» Task to complete
In the entries below, find every line holding the string "gauge" and collect it.

■ ■ ■ ■ ■ ■ ■

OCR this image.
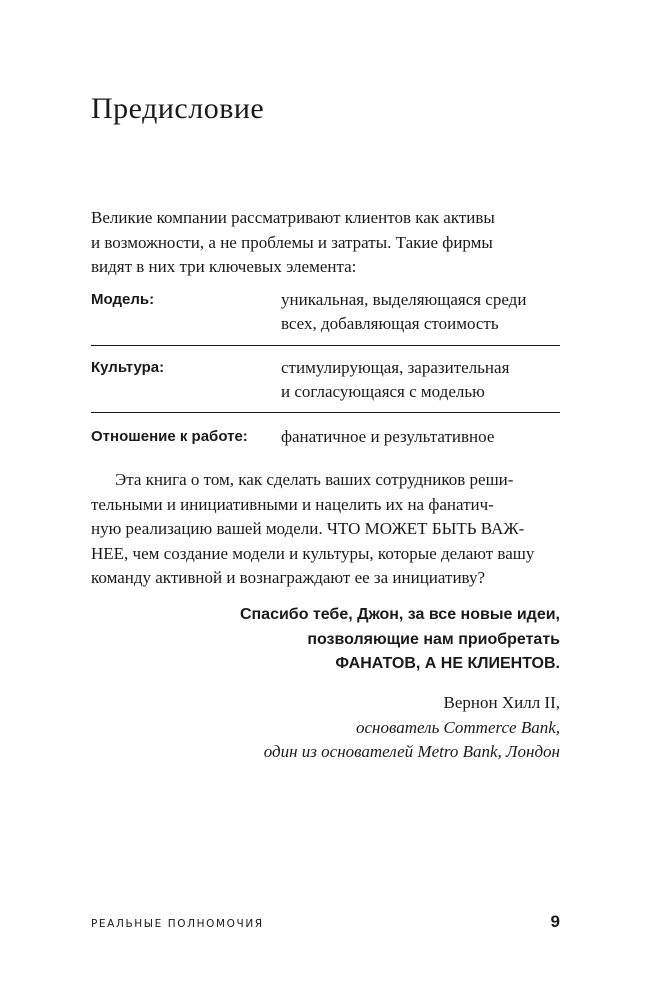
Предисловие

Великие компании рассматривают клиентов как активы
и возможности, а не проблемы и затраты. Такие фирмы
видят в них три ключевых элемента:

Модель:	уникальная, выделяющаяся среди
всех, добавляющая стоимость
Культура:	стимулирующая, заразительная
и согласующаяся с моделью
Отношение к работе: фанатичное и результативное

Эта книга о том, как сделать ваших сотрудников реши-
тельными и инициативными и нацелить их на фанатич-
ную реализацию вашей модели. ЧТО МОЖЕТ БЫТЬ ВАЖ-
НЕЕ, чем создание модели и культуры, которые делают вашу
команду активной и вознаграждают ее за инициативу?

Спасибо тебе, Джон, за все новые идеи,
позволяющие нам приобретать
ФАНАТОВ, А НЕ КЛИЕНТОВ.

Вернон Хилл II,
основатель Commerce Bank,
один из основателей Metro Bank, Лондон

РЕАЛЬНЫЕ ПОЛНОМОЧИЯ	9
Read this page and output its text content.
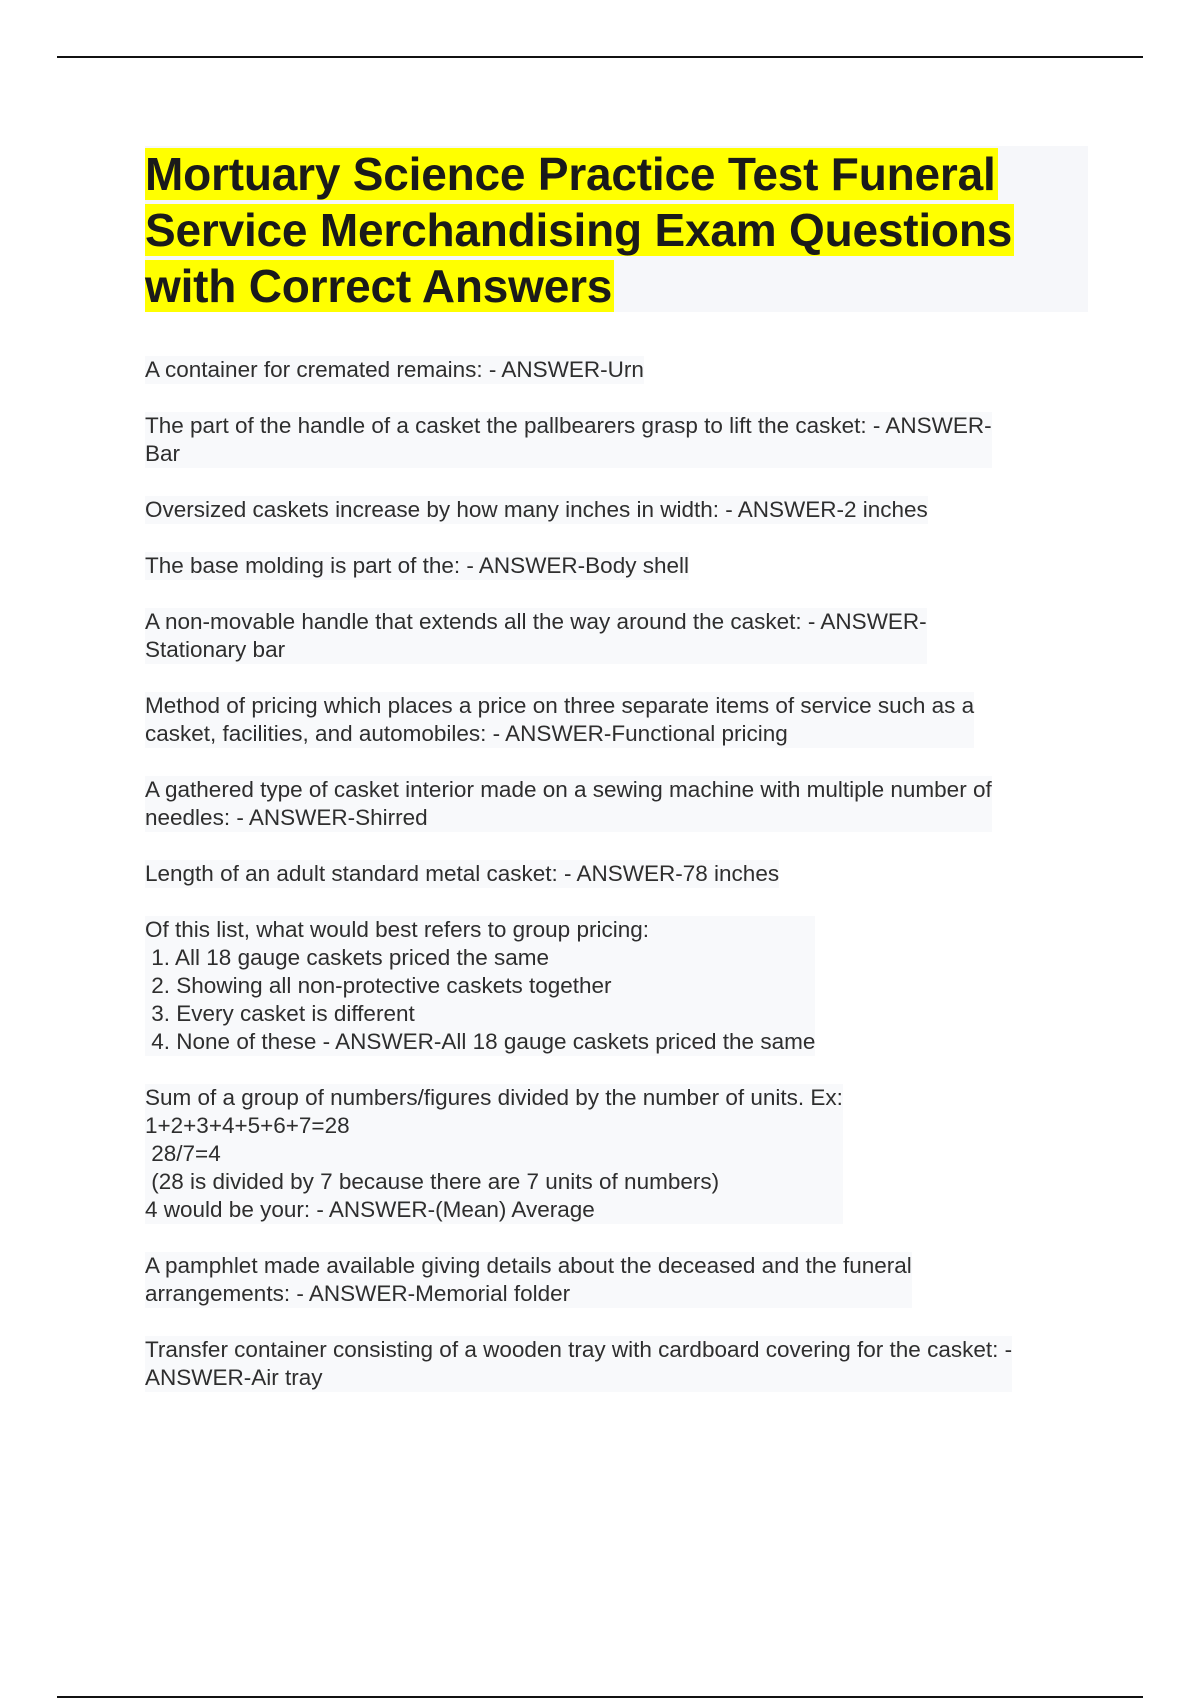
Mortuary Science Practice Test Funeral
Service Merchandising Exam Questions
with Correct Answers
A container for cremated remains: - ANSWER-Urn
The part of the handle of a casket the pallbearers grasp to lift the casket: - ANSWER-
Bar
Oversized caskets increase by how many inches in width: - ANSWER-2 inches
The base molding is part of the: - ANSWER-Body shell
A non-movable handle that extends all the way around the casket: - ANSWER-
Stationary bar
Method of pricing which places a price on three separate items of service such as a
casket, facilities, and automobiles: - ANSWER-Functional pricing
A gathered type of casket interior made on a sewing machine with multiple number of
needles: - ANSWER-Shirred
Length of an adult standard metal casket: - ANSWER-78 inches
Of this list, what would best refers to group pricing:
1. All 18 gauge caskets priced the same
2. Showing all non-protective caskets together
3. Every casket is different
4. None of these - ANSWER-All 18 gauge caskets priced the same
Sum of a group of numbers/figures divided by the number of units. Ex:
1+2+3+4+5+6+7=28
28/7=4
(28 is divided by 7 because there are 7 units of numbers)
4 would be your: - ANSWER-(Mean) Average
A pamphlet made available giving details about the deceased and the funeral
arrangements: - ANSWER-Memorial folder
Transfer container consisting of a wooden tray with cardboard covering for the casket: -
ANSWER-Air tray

■ ■ ■ ■ ■ ■ ■

» Correct response
1. All 18 gauge caskets priced the same
4. None of these - ANSWER-All 18 gauge caskets priced the same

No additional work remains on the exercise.